Task description: Which lines in the records below contain the word "wire"? Copy each one out.

######

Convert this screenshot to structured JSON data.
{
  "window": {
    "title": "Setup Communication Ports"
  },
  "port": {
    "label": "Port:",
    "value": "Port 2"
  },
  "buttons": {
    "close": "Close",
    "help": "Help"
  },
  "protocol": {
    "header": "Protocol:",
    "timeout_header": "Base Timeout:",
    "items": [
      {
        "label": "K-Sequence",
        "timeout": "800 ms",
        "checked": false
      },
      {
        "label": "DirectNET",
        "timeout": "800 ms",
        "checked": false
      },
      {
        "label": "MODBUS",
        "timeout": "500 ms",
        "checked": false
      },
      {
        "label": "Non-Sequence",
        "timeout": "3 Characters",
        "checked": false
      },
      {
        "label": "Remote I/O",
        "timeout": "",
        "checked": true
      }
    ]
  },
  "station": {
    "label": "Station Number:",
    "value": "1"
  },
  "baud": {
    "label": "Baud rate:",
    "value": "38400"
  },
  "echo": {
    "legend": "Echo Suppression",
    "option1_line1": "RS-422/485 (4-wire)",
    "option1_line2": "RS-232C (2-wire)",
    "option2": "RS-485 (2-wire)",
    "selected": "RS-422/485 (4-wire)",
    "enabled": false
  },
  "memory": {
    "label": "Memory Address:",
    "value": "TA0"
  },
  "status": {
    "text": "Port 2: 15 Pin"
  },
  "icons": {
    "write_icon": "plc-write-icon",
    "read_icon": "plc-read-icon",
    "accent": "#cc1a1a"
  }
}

######

Output for this exercise:
    "option1_line1": "RS-422/485 (4-wire)",
    "option1_line2": "RS-232C (2-wire)",
    "option2": "RS-485 (2-wire)",
    "selected": "RS-422/485 (4-wire)",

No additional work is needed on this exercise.